Would you return all of this data exactly, leaving nothing out?

┏━━

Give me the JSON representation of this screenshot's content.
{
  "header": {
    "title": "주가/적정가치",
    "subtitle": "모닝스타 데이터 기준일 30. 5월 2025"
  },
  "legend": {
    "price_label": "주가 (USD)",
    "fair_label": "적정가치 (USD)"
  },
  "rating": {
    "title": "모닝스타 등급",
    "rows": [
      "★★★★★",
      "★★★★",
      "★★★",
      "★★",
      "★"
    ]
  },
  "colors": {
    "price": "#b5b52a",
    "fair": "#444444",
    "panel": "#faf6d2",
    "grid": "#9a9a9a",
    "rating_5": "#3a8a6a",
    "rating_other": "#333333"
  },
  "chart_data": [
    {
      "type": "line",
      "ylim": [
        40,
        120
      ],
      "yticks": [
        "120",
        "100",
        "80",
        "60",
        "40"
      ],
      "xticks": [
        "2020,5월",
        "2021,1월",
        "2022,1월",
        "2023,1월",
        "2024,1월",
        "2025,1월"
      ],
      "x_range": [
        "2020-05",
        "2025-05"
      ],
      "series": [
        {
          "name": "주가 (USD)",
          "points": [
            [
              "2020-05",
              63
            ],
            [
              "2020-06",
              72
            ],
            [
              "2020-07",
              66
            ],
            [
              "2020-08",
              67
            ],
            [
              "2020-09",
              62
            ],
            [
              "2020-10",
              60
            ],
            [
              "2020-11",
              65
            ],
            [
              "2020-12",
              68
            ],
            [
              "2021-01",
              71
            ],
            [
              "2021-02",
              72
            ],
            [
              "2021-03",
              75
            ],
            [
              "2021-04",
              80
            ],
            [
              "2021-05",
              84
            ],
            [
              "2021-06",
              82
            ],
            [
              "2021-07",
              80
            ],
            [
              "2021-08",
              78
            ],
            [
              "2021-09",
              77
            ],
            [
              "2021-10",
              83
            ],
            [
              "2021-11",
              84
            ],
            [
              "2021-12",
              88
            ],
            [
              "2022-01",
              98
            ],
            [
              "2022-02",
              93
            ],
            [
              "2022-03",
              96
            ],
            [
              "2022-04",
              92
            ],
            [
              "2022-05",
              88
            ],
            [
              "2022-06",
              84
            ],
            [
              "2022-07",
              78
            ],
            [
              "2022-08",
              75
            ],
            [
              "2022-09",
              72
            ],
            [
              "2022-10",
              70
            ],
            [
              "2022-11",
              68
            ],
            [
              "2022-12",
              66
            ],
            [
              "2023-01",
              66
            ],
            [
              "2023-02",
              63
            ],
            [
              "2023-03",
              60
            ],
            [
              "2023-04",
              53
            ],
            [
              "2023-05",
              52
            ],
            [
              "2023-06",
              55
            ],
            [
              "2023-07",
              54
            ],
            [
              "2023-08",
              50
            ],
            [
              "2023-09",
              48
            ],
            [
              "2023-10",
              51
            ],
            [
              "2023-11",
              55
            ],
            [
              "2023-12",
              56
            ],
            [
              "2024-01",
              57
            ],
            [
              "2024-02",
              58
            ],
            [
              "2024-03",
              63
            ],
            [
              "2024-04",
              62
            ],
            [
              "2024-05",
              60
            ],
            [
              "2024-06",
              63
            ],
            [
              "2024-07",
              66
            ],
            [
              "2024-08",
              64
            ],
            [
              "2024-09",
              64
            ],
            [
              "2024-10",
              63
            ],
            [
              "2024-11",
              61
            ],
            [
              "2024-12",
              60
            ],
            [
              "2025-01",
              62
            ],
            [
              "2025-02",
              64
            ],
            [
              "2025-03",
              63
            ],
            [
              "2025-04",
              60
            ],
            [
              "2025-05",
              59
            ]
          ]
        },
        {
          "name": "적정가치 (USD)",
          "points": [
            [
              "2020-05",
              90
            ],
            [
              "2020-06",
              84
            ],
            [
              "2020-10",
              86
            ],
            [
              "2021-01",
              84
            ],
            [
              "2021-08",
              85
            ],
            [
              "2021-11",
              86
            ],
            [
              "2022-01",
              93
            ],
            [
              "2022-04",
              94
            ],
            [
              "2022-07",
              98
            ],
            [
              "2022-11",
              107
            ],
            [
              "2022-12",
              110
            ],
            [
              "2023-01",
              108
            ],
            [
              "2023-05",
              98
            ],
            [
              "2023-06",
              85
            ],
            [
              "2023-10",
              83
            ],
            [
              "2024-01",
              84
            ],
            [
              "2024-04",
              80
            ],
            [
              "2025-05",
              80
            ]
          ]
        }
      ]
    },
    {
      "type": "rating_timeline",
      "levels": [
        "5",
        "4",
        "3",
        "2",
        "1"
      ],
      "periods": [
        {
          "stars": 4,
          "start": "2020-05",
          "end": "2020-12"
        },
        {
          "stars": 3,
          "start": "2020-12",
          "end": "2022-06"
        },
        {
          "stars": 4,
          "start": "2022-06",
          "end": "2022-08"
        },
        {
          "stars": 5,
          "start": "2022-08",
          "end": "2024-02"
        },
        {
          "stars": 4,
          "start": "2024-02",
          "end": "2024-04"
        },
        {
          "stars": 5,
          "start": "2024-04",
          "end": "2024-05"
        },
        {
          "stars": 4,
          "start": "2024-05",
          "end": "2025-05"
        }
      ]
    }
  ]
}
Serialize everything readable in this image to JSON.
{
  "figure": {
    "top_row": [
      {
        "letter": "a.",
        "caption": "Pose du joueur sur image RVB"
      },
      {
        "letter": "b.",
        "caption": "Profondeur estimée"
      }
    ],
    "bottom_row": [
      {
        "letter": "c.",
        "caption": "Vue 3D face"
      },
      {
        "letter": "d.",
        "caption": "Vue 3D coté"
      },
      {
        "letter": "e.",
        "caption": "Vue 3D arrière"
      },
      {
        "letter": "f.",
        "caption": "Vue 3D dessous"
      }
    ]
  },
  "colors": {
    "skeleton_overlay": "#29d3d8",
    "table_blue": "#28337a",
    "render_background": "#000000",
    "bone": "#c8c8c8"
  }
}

┗━━

**THE OUTPUT:**
Give me the JSON representation of this screenshot's content.
{
  "header": {
    "title": "주가/적정가치",
    "subtitle": "모닝스타 데이터 기준일 30. 5월 2025"
  },
  "legend": {
    "price_label": "주가 (USD)",
    "fair_label": "적정가치 (USD)"
  },
  "rating": {
    "title": "모닝스타 등급",
    "rows": [
      "★★★★★",
      "★★★★",
      "★★★",
      "★★",
      "★"
    ]
  },
  "colors": {
    "price": "#b5b52a",
    "fair": "#444444",
    "panel": "#faf6d2",
    "grid": "#9a9a9a",
    "rating_5": "#3a8a6a",
    "rating_other": "#333333"
  },
  "chart_data": [
    {
      "type": "line",
      "ylim": [
        40,
        120
      ],
      "yticks": [
        "120",
        "100",
        "80",
        "60",
        "40"
      ],
      "xticks": [
        "2020,5월",
        "2021,1월",
        "2022,1월",
        "2023,1월",
        "2024,1월",
        "2025,1월"
      ],
      "x_range": [
        "2020-05",
        "2025-05"
      ],
      "series": [
        {
          "name": "주가 (USD)",
          "points": [
            [
              "2020-05",
              63
            ],
            [
              "2020-06",
              72
            ],
            [
              "2020-07",
              66
            ],
            [
              "2020-08",
              67
            ],
            [
              "2020-09",
              62
            ],
            [
              "2020-10",
              60
            ],
            [
              "2020-11",
              65
            ],
            [
              "2020-12",
              68
            ],
            [
              "2021-01",
              71
            ],
            [
              "2021-02",
              72
            ],
            [
              "2021-03",
              75
            ],
            [
              "2021-04",
              80
            ],
            [
              "2021-05",
              84
            ],
            [
              "2021-06",
              82
            ],
            [
              "2021-07",
              80
            ],
            [
              "2021-08",
              78
            ],
            [
              "2021-09",
              77
            ],
            [
              "2021-10",
              83
            ],
            [
              "2021-11",
              84
            ],
            [
              "2021-12",
              88
            ],
            [
              "2022-01",
              98
            ],
            [
              "2022-02",
              93
            ],
            [
              "2022-03",
              96
            ],
            [
              "2022-04",
              92
            ],
            [
              "2022-05",
              88
            ],
            [
              "2022-06",
              84
            ],
            [
              "2022-07",
              78
            ],
            [
              "2022-08",
              75
            ],
            [
              "2022-09",
              72
            ],
            [
              "2022-10",
              70
            ],
            [
              "2022-11",
              68
            ],
            [
              "2022-12",
              66
            ],
            [
              "2023-01",
              66
            ],
            [
              "2023-02",
              63
            ],
            [
              "2023-03",
              60
            ],
            [
              "2023-04",
              53
            ],
            [
              "2023-05",
              52
            ],
            [
              "2023-06",
              55
            ],
            [
              "2023-07",
              54
            ],
            [
              "2023-08",
              50
            ],
            [
              "2023-09",
              48
            ],
            [
              "2023-10",
              51
            ],
            [
              "2023-11",
              55
            ],
            [
              "2023-12",
              56
            ],
            [
              "2024-01",
              57
            ],
            [
              "2024-02",
              58
            ],
            [
              "2024-03",
              63
            ],
            [
              "2024-04",
              62
            ],
            [
              "2024-05",
              60
            ],
            [
              "2024-06",
              63
            ],
            [
              "2024-07",
              66
            ],
            [
              "2024-08",
              64
            ],
            [
              "2024-09",
              64
            ],
            [
              "2024-10",
              63
            ],
            [
              "2024-11",
              61
            ],
            [
              "2024-12",
              60
            ],
            [
              "2025-01",
              62
            ],
            [
              "2025-02",
              64
            ],
            [
              "2025-03",
              63
            ],
            [
              "2025-04",
              60
            ],
            [
              "2025-05",
              59
            ]
          ]
        },
        {
          "name": "적정가치 (USD)",
          "points": [
            [
              "2020-05",
              90
            ],
            [
              "2020-06",
              84
            ],
            [
              "2020-10",
              86
            ],
            [
              "2021-01",
              84
            ],
            [
              "2021-08",
              85
            ],
            [
              "2021-11",
              86
            ],
            [
              "2022-01",
              93
            ],
            [
              "2022-04",
              94
            ],
            [
              "2022-07",
              98
            ],
            [
              "2022-11",
              107
            ],
            [
              "2022-12",
              110
            ],
            [
              "2023-01",
              108
            ],
            [
              "2023-05",
              98
            ],
            [
              "2023-06",
              85
            ],
            [
              "2023-10",
              83
            ],
            [
              "2024-01",
              84
            ],
            [
              "2024-04",
              80
            ],
            [
              "2025-05",
              80
            ]
          ]
        }
      ]
    },
    {
      "type": "rating_timeline",
      "levels": [
        "5",
        "4",
        "3",
        "2",
        "1"
      ],
      "periods": [
        {
          "stars": 4,
          "start": "2020-05",
          "end": "2020-12"
        },
        {
          "stars": 3,
          "start": "2020-12",
          "end": "2022-06"
        },
        {
          "stars": 4,
          "start": "2022-06",
          "end": "2022-08"
        },
        {
          "stars": 5,
          "start": "2022-08",
          "end": "2024-02"
        },
        {
          "stars": 4,
          "start": "2024-02",
          "end": "2024-04"
        },
        {
          "stars": 5,
          "start": "2024-04",
          "end": "2024-05"
        },
        {
          "stars": 4,
          "start": "2024-05",
          "end": "2025-05"
        }
      ]
    }
  ]
}
Serialize everything readable in this image to JSON.
{
  "figure": {
    "top_row": [
      {
        "letter": "a.",
        "caption": "Pose du joueur sur image RVB"
      },
      {
        "letter": "b.",
        "caption": "Profondeur estimée"
      }
    ],
    "bottom_row": [
      {
        "letter": "c.",
        "caption": "Vue 3D face"
      },
      {
        "letter": "d.",
        "caption": "Vue 3D coté"
      },
      {
        "letter": "e.",
        "caption": "Vue 3D arrière"
      },
      {
        "letter": "f.",
        "caption": "Vue 3D dessous"
      }
    ]
  },
  "colors": {
    "skeleton_overlay": "#29d3d8",
    "table_blue": "#28337a",
    "render_background": "#000000",
    "bone": "#c8c8c8"
  }
}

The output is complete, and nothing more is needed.